┌──

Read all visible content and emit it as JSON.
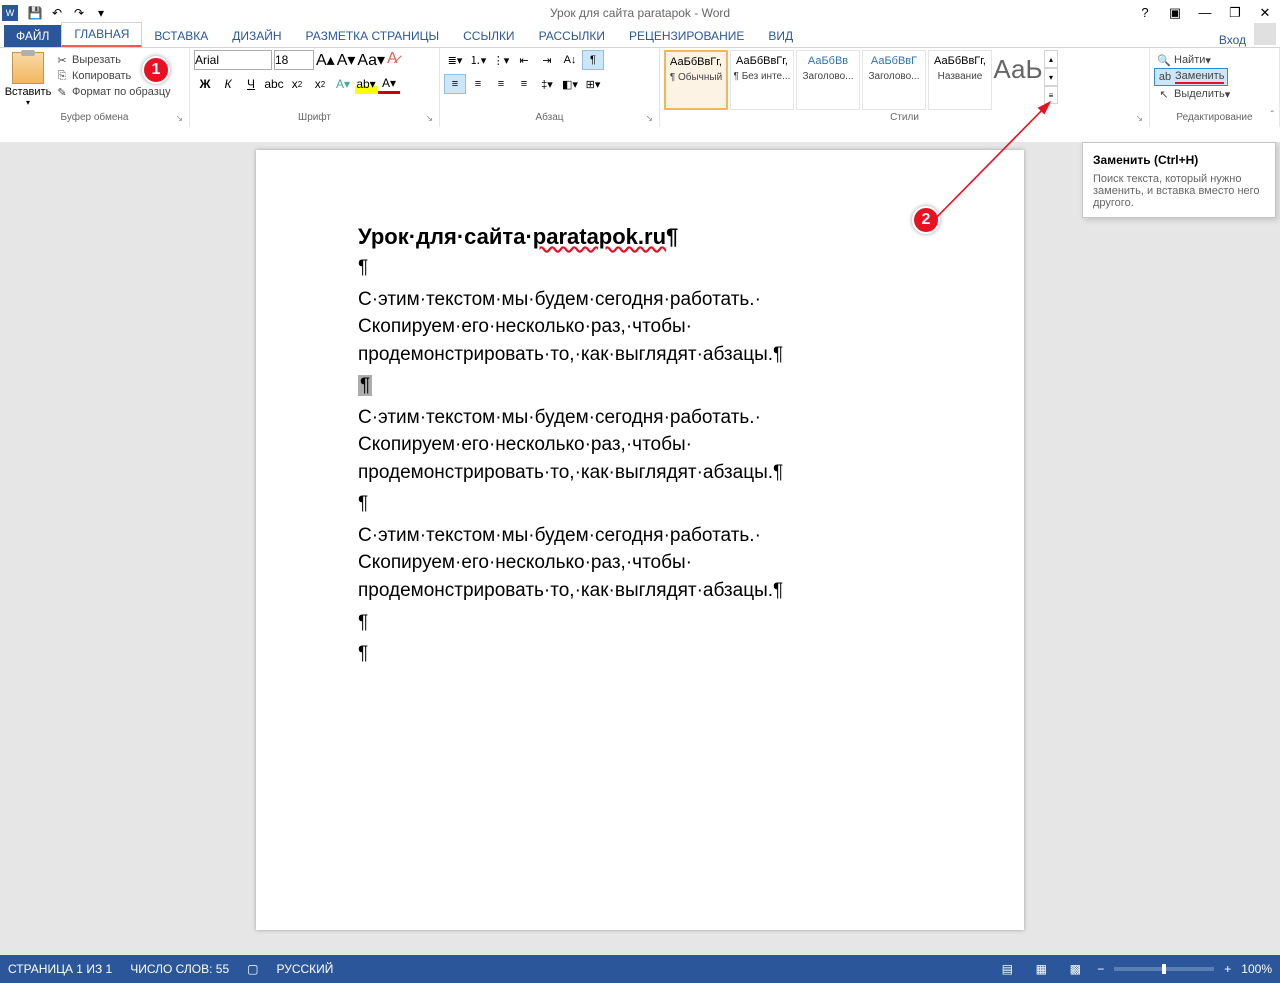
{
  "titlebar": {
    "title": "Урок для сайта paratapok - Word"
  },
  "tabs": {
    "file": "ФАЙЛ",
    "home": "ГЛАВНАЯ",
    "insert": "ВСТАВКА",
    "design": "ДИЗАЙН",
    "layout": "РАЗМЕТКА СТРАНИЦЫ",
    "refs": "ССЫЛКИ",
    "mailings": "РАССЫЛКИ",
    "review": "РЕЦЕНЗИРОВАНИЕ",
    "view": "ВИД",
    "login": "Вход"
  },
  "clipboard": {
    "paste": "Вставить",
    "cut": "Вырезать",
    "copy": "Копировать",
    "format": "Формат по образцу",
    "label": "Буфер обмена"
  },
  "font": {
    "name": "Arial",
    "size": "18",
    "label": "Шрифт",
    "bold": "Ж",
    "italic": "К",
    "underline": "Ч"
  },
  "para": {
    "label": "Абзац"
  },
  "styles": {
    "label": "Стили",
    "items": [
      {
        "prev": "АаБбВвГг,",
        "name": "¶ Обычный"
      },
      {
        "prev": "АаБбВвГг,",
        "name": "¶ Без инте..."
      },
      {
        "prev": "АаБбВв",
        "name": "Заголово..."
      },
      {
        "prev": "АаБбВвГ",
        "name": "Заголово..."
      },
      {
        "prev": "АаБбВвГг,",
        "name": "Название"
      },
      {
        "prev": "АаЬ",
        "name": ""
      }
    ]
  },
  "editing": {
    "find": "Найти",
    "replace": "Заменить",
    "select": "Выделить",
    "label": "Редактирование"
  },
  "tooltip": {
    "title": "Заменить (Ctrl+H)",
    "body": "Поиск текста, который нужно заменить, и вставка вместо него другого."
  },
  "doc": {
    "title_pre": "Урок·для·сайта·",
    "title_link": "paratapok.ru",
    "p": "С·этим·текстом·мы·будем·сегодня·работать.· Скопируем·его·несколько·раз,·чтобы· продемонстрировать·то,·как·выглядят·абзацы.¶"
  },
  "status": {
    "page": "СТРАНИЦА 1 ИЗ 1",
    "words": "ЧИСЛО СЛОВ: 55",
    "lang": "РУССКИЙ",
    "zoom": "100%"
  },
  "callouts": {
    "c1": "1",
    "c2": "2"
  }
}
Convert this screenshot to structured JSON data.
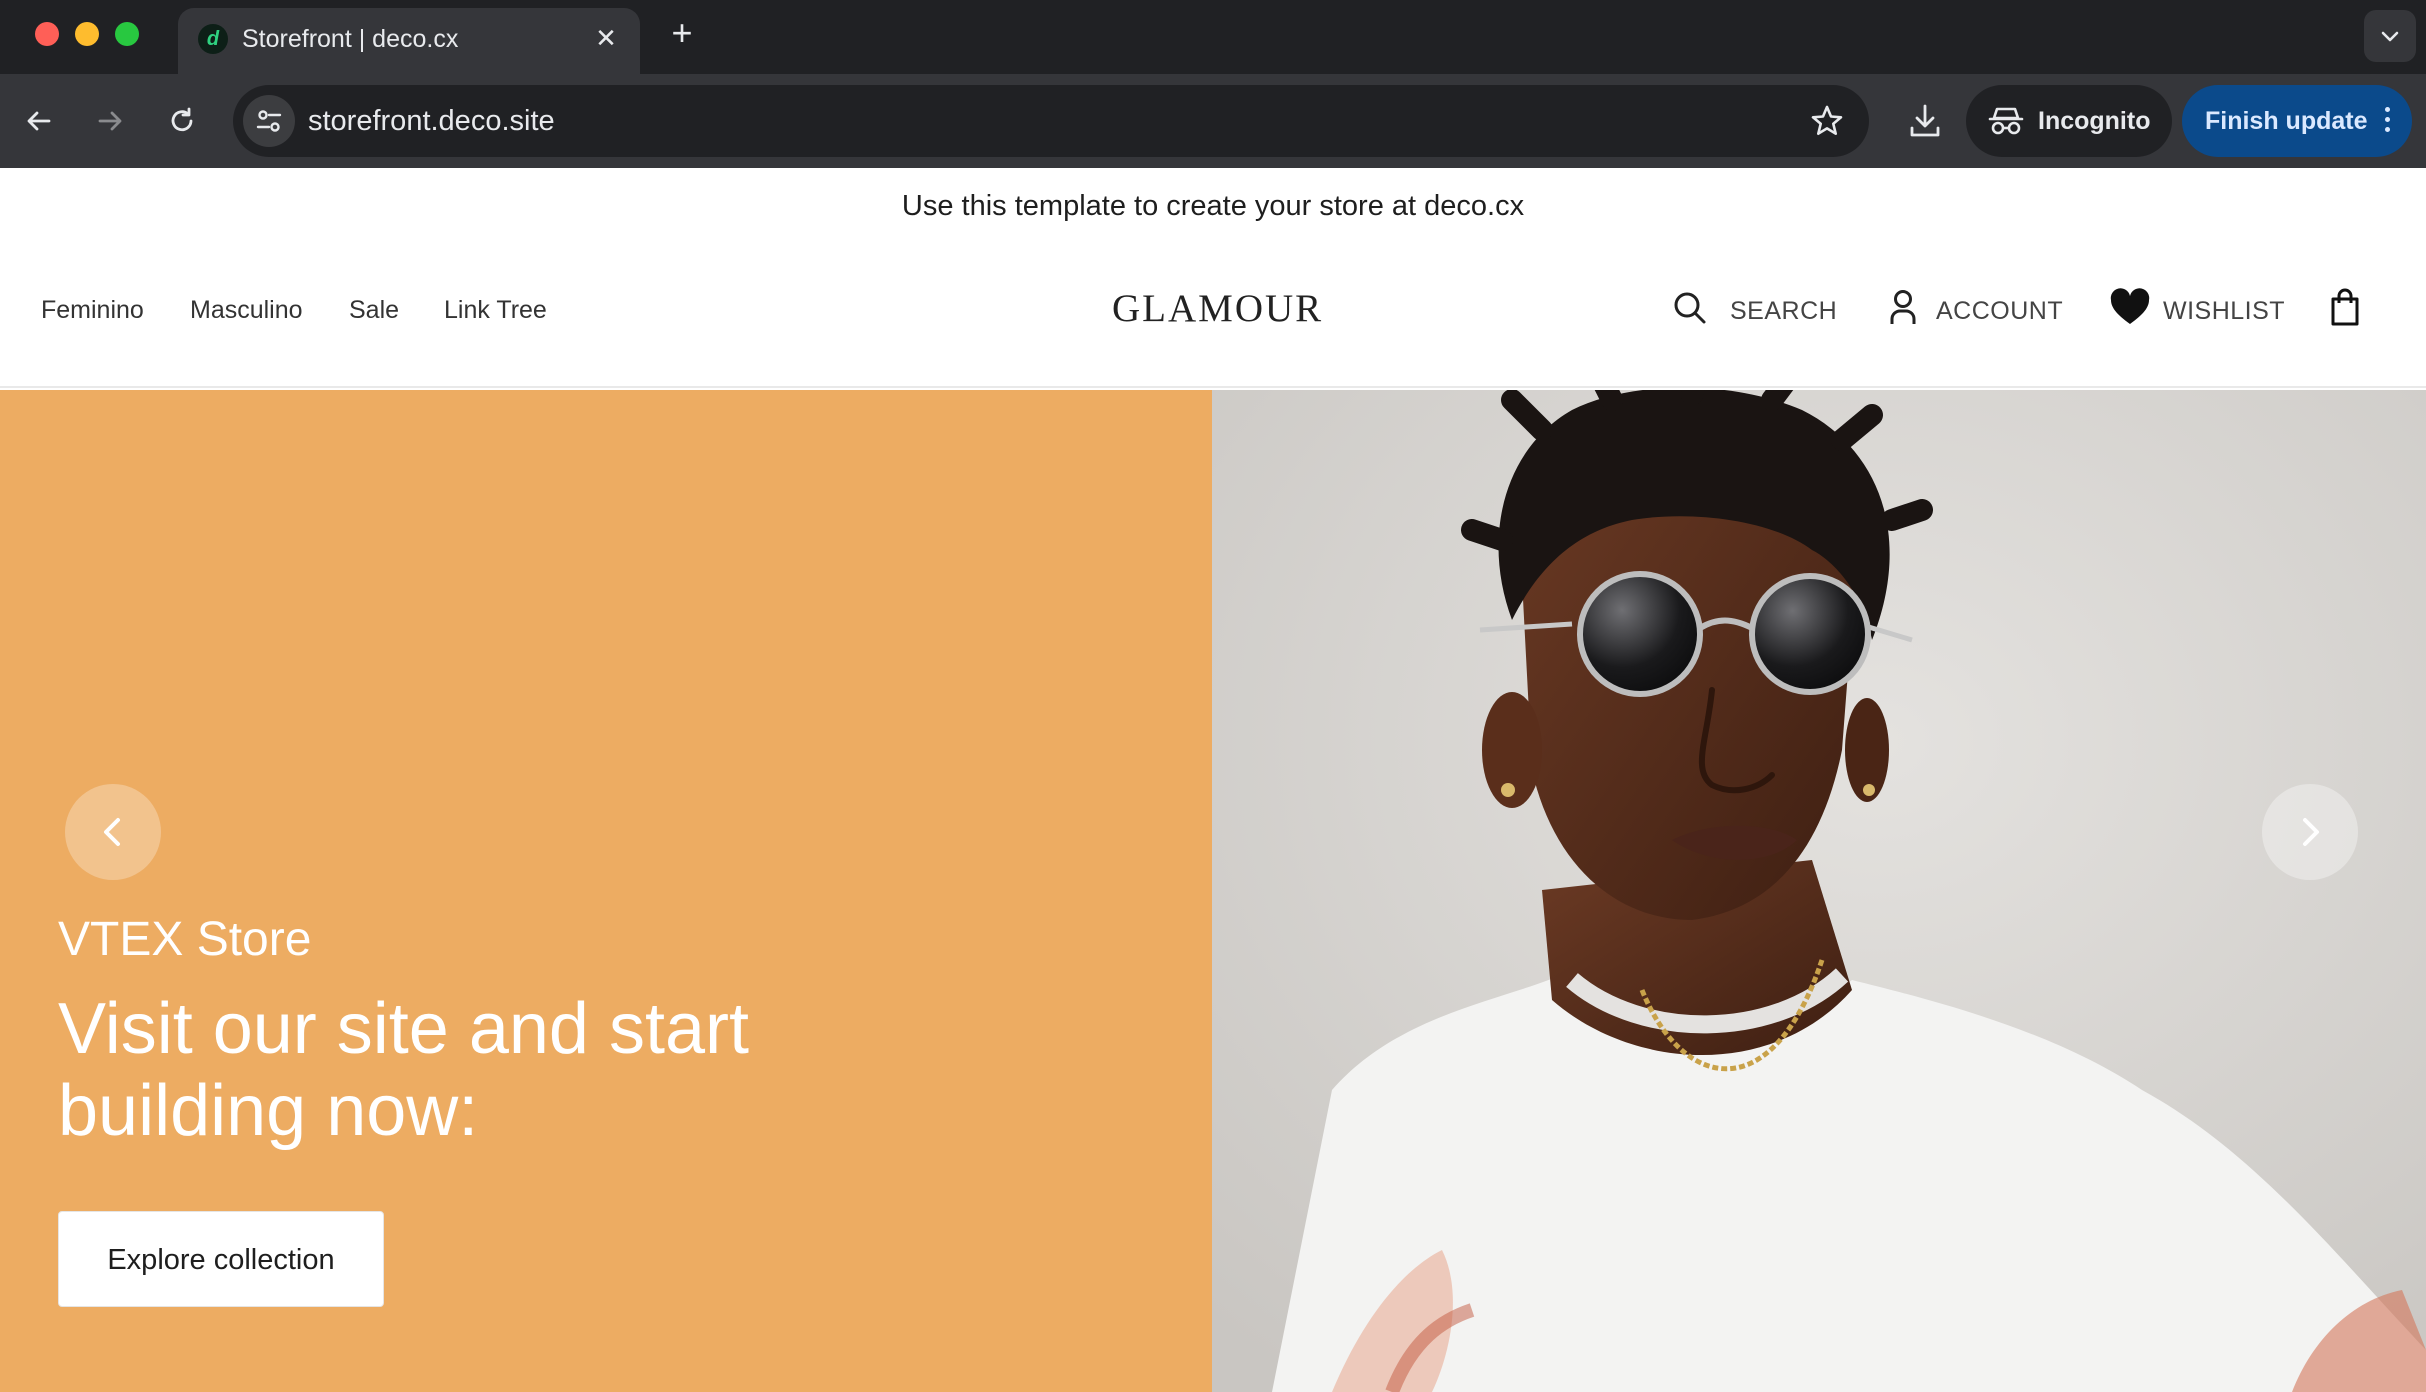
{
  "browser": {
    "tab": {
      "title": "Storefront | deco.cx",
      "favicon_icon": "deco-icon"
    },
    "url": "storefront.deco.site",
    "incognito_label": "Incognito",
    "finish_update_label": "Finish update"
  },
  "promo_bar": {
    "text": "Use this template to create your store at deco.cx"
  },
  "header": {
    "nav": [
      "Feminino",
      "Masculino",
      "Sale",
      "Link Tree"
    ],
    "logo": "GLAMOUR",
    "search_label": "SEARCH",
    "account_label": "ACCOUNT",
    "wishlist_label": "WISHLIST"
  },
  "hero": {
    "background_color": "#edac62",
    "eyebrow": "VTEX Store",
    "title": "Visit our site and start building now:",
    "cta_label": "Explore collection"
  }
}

└──
┌──

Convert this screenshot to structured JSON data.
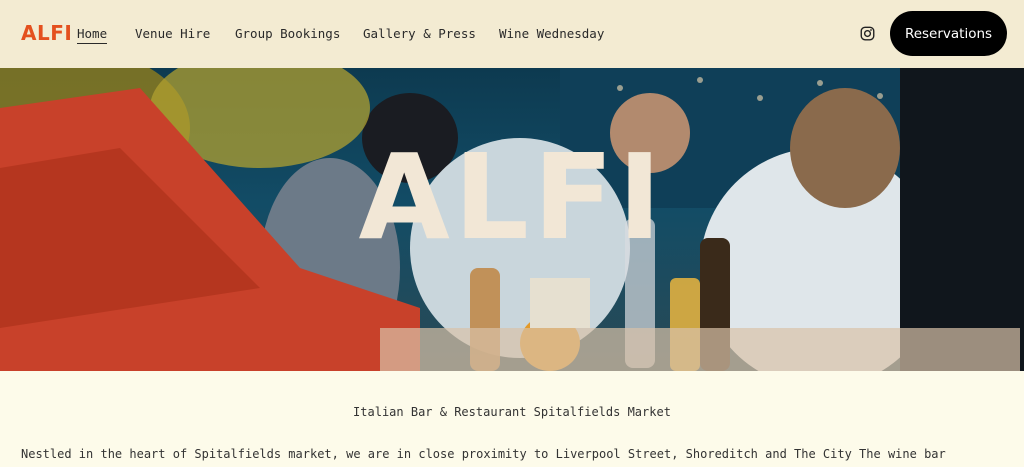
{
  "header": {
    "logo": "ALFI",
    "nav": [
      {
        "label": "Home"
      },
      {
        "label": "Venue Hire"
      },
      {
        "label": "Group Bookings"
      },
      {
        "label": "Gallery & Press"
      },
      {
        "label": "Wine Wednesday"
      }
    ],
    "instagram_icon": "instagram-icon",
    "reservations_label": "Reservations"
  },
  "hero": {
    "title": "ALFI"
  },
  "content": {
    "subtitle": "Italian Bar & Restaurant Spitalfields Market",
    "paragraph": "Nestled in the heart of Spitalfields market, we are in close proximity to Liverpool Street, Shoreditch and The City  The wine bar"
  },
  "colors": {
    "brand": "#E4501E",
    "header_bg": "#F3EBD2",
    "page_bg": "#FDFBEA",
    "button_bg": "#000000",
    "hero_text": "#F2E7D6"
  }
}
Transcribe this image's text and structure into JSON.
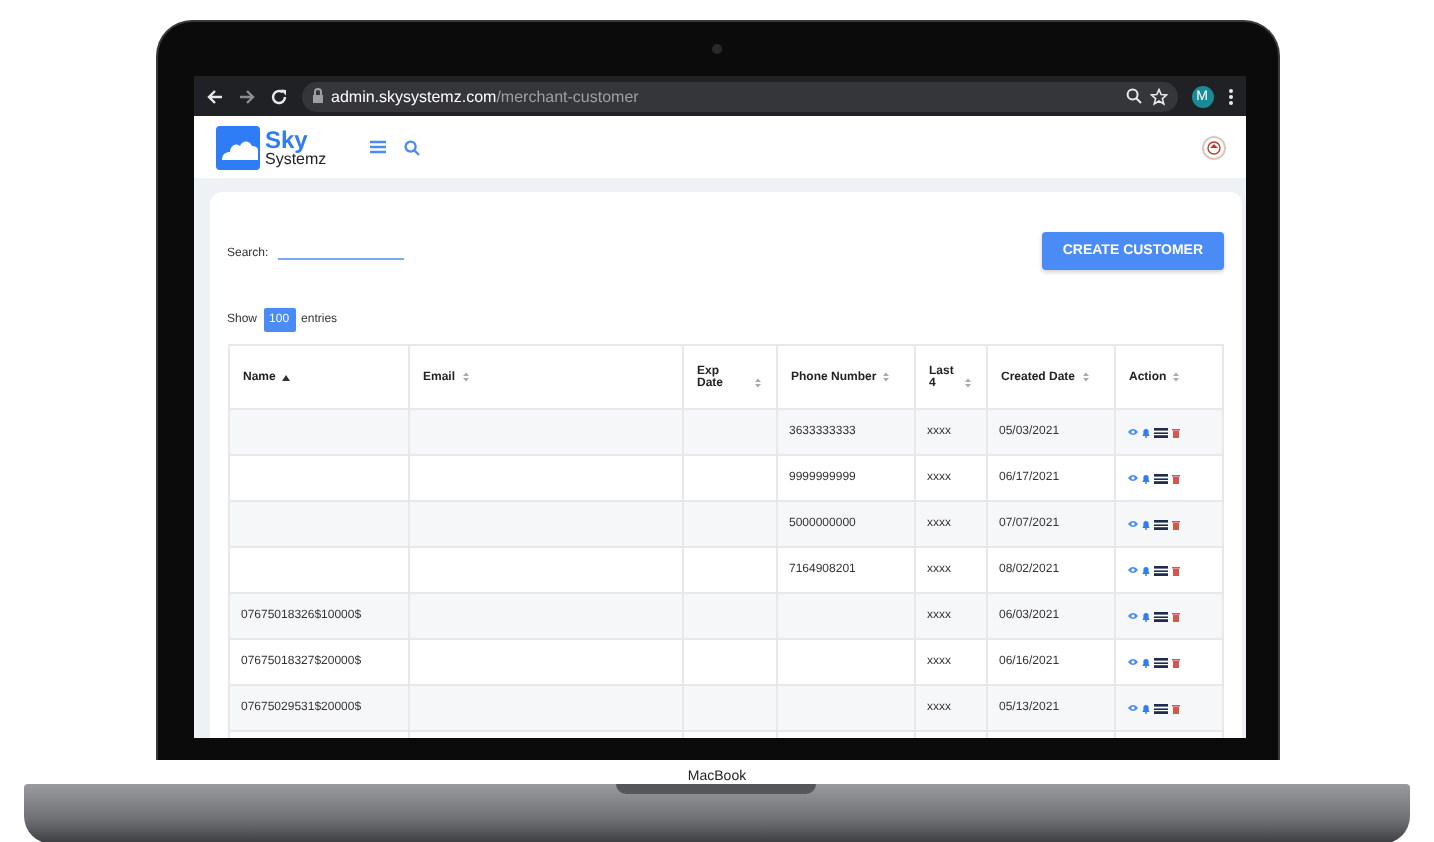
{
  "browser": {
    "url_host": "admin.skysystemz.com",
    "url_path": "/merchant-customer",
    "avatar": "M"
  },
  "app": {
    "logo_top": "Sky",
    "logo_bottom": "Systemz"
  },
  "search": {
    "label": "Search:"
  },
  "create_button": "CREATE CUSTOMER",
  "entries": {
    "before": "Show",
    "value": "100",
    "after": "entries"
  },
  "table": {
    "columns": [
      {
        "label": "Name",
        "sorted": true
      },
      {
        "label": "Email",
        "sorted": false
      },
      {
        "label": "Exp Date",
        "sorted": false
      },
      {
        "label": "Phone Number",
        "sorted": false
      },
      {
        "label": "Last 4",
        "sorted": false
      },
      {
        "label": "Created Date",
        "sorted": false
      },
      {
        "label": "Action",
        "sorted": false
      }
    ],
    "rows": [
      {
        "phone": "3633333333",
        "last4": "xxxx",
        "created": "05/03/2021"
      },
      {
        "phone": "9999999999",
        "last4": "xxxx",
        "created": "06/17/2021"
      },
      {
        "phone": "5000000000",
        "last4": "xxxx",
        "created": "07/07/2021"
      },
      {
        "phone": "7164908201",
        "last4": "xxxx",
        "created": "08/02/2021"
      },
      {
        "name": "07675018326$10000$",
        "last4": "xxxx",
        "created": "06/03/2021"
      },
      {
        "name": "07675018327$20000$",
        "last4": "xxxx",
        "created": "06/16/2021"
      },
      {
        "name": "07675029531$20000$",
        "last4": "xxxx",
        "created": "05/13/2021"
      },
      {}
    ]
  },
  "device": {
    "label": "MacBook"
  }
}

└──

#### [DO THIS]
Check the data for the word "сайта" and pull out the lines that have it.

#### [OUTPUT OF THE TASK]
    "title": "Урок для сайта paratapok - Word"
    "title_pre": "Урок·для·сайта·",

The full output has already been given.